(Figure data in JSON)
· · · · · · ·

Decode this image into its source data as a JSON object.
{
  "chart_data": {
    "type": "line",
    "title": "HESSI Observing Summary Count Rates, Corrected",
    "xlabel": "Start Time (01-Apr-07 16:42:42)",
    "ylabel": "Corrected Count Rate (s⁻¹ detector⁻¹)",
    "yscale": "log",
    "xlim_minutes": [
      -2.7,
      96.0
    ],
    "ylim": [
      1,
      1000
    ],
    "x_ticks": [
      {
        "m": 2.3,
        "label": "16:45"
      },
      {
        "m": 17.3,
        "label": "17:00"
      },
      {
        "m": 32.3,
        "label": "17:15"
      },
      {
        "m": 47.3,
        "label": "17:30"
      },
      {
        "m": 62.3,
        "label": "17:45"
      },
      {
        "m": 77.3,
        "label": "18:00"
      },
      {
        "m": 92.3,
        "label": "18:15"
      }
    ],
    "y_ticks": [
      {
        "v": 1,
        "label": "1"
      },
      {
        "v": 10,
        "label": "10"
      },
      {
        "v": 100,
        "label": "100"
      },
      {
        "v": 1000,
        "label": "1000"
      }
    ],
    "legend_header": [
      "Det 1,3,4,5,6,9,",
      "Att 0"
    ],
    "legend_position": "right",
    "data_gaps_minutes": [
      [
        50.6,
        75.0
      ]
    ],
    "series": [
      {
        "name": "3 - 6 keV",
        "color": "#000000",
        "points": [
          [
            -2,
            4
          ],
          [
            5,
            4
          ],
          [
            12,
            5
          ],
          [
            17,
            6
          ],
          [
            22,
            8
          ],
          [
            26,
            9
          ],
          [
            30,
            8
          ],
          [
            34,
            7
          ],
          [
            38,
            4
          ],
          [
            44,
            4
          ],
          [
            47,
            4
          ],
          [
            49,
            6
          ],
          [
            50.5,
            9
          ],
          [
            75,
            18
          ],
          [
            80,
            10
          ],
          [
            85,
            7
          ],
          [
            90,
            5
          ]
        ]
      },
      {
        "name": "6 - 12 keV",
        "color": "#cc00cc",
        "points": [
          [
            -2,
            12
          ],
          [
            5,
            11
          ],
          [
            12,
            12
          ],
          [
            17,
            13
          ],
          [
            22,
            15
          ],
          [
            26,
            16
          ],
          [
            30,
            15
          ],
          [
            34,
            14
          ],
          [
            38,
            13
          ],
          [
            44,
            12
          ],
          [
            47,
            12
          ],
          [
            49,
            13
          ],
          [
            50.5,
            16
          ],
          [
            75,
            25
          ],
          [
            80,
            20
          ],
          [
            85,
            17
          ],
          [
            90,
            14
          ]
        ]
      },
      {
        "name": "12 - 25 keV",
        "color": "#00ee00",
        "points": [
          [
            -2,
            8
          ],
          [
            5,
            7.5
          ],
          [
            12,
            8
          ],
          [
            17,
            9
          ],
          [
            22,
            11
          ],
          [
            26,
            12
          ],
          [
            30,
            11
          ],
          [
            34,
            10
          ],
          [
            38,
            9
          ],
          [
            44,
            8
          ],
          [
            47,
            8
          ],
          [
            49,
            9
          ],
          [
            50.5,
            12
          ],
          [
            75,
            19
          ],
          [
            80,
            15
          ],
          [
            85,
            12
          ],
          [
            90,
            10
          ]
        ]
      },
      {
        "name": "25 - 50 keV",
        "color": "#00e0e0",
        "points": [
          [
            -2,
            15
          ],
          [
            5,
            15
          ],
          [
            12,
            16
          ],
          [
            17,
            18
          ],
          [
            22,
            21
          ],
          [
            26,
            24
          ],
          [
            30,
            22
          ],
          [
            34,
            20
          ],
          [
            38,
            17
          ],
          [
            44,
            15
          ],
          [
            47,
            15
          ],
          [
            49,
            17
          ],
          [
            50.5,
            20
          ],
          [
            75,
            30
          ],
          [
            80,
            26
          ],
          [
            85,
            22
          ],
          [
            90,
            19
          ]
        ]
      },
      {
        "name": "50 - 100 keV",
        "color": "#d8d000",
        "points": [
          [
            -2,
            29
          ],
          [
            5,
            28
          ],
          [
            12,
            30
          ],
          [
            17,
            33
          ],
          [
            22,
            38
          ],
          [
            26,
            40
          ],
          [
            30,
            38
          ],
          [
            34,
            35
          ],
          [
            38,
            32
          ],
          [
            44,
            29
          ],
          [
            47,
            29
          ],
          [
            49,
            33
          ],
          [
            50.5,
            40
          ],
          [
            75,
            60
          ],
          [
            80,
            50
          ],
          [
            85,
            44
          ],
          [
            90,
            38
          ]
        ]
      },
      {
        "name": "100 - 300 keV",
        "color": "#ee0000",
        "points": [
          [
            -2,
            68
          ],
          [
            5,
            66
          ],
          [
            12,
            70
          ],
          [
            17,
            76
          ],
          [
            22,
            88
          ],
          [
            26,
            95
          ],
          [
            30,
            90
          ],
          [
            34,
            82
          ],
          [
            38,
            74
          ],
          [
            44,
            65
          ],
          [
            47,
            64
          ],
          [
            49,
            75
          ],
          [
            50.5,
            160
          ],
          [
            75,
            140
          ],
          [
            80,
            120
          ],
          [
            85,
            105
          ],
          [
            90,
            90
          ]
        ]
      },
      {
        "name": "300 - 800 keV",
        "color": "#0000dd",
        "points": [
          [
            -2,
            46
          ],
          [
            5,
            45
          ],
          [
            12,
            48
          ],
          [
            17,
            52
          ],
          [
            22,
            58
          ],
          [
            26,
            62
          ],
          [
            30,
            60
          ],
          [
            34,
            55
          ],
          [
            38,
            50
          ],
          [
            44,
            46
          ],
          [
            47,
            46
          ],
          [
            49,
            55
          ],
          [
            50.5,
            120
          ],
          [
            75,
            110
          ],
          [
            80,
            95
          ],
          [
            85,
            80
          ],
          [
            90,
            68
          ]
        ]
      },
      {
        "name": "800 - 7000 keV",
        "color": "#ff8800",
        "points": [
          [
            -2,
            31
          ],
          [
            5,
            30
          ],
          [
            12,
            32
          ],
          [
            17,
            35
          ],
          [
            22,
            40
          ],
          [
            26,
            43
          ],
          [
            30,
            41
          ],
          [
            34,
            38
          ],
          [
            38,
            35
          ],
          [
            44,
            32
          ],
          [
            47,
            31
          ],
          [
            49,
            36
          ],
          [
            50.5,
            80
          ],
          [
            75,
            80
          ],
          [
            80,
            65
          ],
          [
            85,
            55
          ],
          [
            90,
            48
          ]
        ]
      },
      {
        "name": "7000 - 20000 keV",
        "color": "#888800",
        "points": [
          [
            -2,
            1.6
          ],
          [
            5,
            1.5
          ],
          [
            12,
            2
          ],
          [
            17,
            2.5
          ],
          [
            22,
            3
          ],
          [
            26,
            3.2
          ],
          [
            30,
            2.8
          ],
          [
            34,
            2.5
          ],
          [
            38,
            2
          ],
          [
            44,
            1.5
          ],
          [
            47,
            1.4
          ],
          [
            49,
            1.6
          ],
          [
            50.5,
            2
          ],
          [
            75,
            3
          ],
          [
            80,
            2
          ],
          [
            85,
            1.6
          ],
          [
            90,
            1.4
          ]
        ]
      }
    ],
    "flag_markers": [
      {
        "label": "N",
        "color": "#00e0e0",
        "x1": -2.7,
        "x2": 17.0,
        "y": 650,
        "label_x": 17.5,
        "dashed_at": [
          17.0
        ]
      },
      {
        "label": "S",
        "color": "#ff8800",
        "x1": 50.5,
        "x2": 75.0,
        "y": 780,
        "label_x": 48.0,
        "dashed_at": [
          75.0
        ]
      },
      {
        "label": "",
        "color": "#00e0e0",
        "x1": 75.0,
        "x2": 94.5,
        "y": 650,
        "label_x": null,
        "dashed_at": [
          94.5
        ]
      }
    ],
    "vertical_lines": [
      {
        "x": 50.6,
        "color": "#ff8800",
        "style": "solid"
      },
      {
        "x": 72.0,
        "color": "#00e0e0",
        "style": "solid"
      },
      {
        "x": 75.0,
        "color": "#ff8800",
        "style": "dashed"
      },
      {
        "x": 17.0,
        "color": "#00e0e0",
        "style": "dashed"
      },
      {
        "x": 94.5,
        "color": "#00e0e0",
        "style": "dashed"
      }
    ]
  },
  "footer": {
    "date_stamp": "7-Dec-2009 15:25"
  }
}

· · · · · · ·

List each line holding the string "Corrected".

    "title": "HESSI Observing Summary Count Rates, Corrected",
    "ylabel": "Corrected Count Rate (s⁻¹ detector⁻¹)",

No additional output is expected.